WHAT TO WORK ON: Reproduce the entire listing word for word.
------------------------------------------------
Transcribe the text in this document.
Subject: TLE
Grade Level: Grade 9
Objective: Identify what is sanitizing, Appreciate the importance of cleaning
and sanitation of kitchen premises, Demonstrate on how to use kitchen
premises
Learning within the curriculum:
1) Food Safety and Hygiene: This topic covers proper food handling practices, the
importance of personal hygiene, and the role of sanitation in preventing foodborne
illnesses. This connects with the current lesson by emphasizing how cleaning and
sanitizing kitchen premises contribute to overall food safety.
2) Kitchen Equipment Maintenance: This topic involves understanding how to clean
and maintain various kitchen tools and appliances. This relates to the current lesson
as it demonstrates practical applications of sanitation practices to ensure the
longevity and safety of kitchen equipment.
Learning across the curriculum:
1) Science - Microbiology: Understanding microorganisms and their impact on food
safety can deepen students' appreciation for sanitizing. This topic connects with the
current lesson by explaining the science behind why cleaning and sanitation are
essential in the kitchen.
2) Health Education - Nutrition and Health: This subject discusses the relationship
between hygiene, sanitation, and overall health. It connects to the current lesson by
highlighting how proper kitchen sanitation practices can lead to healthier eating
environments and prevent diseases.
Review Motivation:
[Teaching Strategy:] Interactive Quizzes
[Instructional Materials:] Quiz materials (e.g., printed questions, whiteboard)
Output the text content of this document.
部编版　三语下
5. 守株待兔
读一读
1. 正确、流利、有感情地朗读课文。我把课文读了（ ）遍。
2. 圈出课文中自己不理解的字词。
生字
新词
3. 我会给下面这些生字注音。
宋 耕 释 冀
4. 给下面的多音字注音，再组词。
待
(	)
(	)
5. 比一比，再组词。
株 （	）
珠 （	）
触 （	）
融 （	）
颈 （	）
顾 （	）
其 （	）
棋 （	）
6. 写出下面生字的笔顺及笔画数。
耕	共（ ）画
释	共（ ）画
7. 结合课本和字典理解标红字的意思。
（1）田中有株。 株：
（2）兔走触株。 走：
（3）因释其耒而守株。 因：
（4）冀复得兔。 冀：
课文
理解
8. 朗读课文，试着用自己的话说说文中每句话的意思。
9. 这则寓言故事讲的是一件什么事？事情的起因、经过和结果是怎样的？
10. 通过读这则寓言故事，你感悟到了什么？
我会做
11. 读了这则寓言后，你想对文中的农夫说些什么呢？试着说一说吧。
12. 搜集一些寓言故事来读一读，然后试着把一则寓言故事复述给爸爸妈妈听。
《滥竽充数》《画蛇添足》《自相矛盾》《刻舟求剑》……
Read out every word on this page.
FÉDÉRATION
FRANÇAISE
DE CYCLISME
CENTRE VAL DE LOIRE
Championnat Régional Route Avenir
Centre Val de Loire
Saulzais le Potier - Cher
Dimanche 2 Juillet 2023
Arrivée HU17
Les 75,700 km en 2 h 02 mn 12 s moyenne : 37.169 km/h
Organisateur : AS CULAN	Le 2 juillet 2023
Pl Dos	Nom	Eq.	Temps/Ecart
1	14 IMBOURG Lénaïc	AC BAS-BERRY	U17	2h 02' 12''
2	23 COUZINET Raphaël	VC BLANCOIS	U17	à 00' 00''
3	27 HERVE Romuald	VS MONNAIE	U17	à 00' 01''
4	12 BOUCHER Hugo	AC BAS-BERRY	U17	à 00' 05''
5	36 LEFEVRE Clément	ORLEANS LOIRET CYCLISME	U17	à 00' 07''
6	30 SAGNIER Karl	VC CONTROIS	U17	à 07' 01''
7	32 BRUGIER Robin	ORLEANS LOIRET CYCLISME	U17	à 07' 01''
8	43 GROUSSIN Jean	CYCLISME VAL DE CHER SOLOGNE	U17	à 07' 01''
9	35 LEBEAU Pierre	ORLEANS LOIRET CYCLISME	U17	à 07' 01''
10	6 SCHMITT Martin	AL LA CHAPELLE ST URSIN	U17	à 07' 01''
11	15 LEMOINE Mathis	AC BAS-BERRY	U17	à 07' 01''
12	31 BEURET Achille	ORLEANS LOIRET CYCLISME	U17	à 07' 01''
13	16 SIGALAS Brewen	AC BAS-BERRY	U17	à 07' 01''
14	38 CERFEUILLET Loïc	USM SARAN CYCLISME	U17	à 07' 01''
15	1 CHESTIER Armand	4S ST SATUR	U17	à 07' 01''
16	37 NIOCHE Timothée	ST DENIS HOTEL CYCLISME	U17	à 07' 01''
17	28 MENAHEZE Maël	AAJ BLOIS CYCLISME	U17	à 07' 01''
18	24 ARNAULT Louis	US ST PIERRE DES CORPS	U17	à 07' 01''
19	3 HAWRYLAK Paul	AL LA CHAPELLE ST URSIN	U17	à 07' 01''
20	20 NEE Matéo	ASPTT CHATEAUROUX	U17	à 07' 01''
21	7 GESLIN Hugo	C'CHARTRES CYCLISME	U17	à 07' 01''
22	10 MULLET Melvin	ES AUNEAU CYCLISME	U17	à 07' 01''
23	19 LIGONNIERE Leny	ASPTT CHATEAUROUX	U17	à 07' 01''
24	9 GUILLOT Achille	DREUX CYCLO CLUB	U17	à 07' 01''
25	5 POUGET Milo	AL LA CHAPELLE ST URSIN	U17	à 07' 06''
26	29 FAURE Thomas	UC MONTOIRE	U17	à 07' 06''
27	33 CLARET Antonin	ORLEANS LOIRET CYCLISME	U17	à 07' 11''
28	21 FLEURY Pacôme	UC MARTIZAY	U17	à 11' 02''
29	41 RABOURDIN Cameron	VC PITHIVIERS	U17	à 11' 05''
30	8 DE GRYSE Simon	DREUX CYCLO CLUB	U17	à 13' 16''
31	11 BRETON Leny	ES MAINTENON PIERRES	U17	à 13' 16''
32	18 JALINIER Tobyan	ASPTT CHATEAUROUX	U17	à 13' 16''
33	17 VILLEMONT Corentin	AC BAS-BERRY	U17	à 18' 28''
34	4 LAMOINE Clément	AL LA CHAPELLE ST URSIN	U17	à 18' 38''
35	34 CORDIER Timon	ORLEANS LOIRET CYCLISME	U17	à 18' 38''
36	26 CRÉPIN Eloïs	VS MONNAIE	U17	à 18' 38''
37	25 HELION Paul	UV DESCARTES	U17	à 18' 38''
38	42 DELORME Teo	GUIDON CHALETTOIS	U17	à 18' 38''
------------------------------------------------
WORKED ANSWER:
Transcribe the text in this document.
Subject: TLE
Grade Level: Grade 9
Objective: Identify what is sanitizing, Appreciate the importance of cleaning
and sanitation of kitchen premises, Demonstrate on how to use kitchen
premises
Learning within the curriculum:
1) Food Safety and Hygiene: This topic covers proper food handling practices, the
importance of personal hygiene, and the role of sanitation in preventing foodborne
illnesses. This connects with the current lesson by emphasizing how cleaning and
sanitizing kitchen premises contribute to overall food safety.
2) Kitchen Equipment Maintenance: This topic involves understanding how to clean
and maintain various kitchen tools and appliances. This relates to the current lesson
as it demonstrates practical applications of sanitation practices to ensure the
longevity and safety of kitchen equipment.
Learning across the curriculum:
1) Science - Microbiology: Understanding microorganisms and their impact on food
safety can deepen students' appreciation for sanitizing. This topic connects with the
current lesson by explaining the science behind why cleaning and sanitation are
essential in the kitchen.
2) Health Education - Nutrition and Health: This subject discusses the relationship
between hygiene, sanitation, and overall health. It connects to the current lesson by
highlighting how proper kitchen sanitation practices can lead to healthier eating
environments and prevent diseases.
Review Motivation:
[Teaching Strategy:] Interactive Quizzes
[Instructional Materials:] Quiz materials (e.g., printed questions, whiteboard)
Output the text content of this document.
部编版　三语下
5. 守株待兔
读一读
1. 正确、流利、有感情地朗读课文。我把课文读了（ ）遍。
2. 圈出课文中自己不理解的字词。
生字
新词
3. 我会给下面这些生字注音。
宋 耕 释 冀
4. 给下面的多音字注音，再组词。
待
(	)
(	)
5. 比一比，再组词。
株 （	）
珠 （	）
触 （	）
融 （	）
颈 （	）
顾 （	）
其 （	）
棋 （	）
6. 写出下面生字的笔顺及笔画数。
耕	共（ ）画
释	共（ ）画
7. 结合课本和字典理解标红字的意思。
（1）田中有株。 株：
（2）兔走触株。 走：
（3）因释其耒而守株。 因：
（4）冀复得兔。 冀：
课文
理解
8. 朗读课文，试着用自己的话说说文中每句话的意思。
9. 这则寓言故事讲的是一件什么事？事情的起因、经过和结果是怎样的？
10. 通过读这则寓言故事，你感悟到了什么？
我会做
11. 读了这则寓言后，你想对文中的农夫说些什么呢？试着说一说吧。
12. 搜集一些寓言故事来读一读，然后试着把一则寓言故事复述给爸爸妈妈听。
《滥竽充数》《画蛇添足》《自相矛盾》《刻舟求剑》……
Read out every word on this page.
FÉDÉRATION
FRANÇAISE
DE CYCLISME
CENTRE VAL DE LOIRE
Championnat Régional Route Avenir
Centre Val de Loire
Saulzais le Potier - Cher
Dimanche 2 Juillet 2023
Arrivée HU17
Les 75,700 km en 2 h 02 mn 12 s moyenne : 37.169 km/h
Organisateur : AS CULAN	Le 2 juillet 2023
Pl Dos	Nom	Eq.	Temps/Ecart
1	14 IMBOURG Lénaïc	AC BAS-BERRY	U17	2h 02' 12''
2	23 COUZINET Raphaël	VC BLANCOIS	U17	à 00' 00''
3	27 HERVE Romuald	VS MONNAIE	U17	à 00' 01''
4	12 BOUCHER Hugo	AC BAS-BERRY	U17	à 00' 05''
5	36 LEFEVRE Clément	ORLEANS LOIRET CYCLISME	U17	à 00' 07''
6	30 SAGNIER Karl	VC CONTROIS	U17	à 07' 01''
7	32 BRUGIER Robin	ORLEANS LOIRET CYCLISME	U17	à 07' 01''
8	43 GROUSSIN Jean	CYCLISME VAL DE CHER SOLOGNE	U17	à 07' 01''
9	35 LEBEAU Pierre	ORLEANS LOIRET CYCLISME	U17	à 07' 01''
10	6 SCHMITT Martin	AL LA CHAPELLE ST URSIN	U17	à 07' 01''
11	15 LEMOINE Mathis	AC BAS-BERRY	U17	à 07' 01''
12	31 BEURET Achille	ORLEANS LOIRET CYCLISME	U17	à 07' 01''
13	16 SIGALAS Brewen	AC BAS-BERRY	U17	à 07' 01''
14	38 CERFEUILLET Loïc	USM SARAN CYCLISME	U17	à 07' 01''
15	1 CHESTIER Armand	4S ST SATUR	U17	à 07' 01''
16	37 NIOCHE Timothée	ST DENIS HOTEL CYCLISME	U17	à 07' 01''
17	28 MENAHEZE Maël	AAJ BLOIS CYCLISME	U17	à 07' 01''
18	24 ARNAULT Louis	US ST PIERRE DES CORPS	U17	à 07' 01''
19	3 HAWRYLAK Paul	AL LA CHAPELLE ST URSIN	U17	à 07' 01''
20	20 NEE Matéo	ASPTT CHATEAUROUX	U17	à 07' 01''
21	7 GESLIN Hugo	C'CHARTRES CYCLISME	U17	à 07' 01''
22	10 MULLET Melvin	ES AUNEAU CYCLISME	U17	à 07' 01''
23	19 LIGONNIERE Leny	ASPTT CHATEAUROUX	U17	à 07' 01''
24	9 GUILLOT Achille	DREUX CYCLO CLUB	U17	à 07' 01''
25	5 POUGET Milo	AL LA CHAPELLE ST URSIN	U17	à 07' 06''
26	29 FAURE Thomas	UC MONTOIRE	U17	à 07' 06''
27	33 CLARET Antonin	ORLEANS LOIRET CYCLISME	U17	à 07' 11''
28	21 FLEURY Pacôme	UC MARTIZAY	U17	à 11' 02''
29	41 RABOURDIN Cameron	VC PITHIVIERS	U17	à 11' 05''
30	8 DE GRYSE Simon	DREUX CYCLO CLUB	U17	à 13' 16''
31	11 BRETON Leny	ES MAINTENON PIERRES	U17	à 13' 16''
32	18 JALINIER Tobyan	ASPTT CHATEAUROUX	U17	à 13' 16''
33	17 VILLEMONT Corentin	AC BAS-BERRY	U17	à 18' 28''
34	4 LAMOINE Clément	AL LA CHAPELLE ST URSIN	U17	à 18' 38''
35	34 CORDIER Timon	ORLEANS LOIRET CYCLISME	U17	à 18' 38''
36	26 CRÉPIN Eloïs	VS MONNAIE	U17	à 18' 38''
37	25 HELION Paul	UV DESCARTES	U17	à 18' 38''
38	42 DELORME Teo	GUIDON CHALETTOIS	U17	à 18' 38''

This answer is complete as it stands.